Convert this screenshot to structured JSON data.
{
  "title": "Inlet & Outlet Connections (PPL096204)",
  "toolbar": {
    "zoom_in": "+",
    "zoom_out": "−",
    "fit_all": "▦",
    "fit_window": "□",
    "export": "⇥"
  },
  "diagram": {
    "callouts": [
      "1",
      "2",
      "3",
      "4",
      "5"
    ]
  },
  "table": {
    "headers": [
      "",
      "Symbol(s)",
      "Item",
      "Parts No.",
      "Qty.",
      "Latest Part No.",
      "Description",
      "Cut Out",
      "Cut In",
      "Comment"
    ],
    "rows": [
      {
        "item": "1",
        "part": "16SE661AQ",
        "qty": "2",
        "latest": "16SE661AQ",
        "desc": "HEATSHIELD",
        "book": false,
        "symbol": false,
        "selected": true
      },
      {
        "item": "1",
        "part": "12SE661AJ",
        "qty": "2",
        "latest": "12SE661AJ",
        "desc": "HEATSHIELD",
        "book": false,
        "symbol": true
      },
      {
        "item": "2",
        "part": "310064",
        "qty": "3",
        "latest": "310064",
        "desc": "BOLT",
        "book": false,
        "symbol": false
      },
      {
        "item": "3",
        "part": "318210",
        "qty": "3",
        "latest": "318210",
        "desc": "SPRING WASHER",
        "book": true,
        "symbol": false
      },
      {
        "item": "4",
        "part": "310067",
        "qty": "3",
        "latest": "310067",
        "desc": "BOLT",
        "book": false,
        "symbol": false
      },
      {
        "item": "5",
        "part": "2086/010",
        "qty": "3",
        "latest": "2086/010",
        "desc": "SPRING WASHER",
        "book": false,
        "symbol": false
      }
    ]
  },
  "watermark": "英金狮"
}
☆ ☆ ☆ ☆ ☆
Challenge: Here, the records must be output exactly and in full.

Finished exercise:
Convert this screenshot to structured JSON data.
{
  "title": "Inlet & Outlet Connections (PPL096204)",
  "toolbar": {
    "zoom_in": "+",
    "zoom_out": "−",
    "fit_all": "▦",
    "fit_window": "□",
    "export": "⇥"
  },
  "diagram": {
    "callouts": [
      "1",
      "2",
      "3",
      "4",
      "5"
    ]
  },
  "table": {
    "headers": [
      "",
      "Symbol(s)",
      "Item",
      "Parts No.",
      "Qty.",
      "Latest Part No.",
      "Description",
      "Cut Out",
      "Cut In",
      "Comment"
    ],
    "rows": [
      {
        "item": "1",
        "part": "16SE661AQ",
        "qty": "2",
        "latest": "16SE661AQ",
        "desc": "HEATSHIELD",
        "book": false,
        "symbol": false,
        "selected": true
      },
      {
        "item": "1",
        "part": "12SE661AJ",
        "qty": "2",
        "latest": "12SE661AJ",
        "desc": "HEATSHIELD",
        "book": false,
        "symbol": true
      },
      {
        "item": "2",
        "part": "310064",
        "qty": "3",
        "latest": "310064",
        "desc": "BOLT",
        "book": false,
        "symbol": false
      },
      {
        "item": "3",
        "part": "318210",
        "qty": "3",
        "latest": "318210",
        "desc": "SPRING WASHER",
        "book": true,
        "symbol": false
      },
      {
        "item": "4",
        "part": "310067",
        "qty": "3",
        "latest": "310067",
        "desc": "BOLT",
        "book": false,
        "symbol": false
      },
      {
        "item": "5",
        "part": "2086/010",
        "qty": "3",
        "latest": "2086/010",
        "desc": "SPRING WASHER",
        "book": false,
        "symbol": false
      }
    ]
  },
  "watermark": "英金狮"
}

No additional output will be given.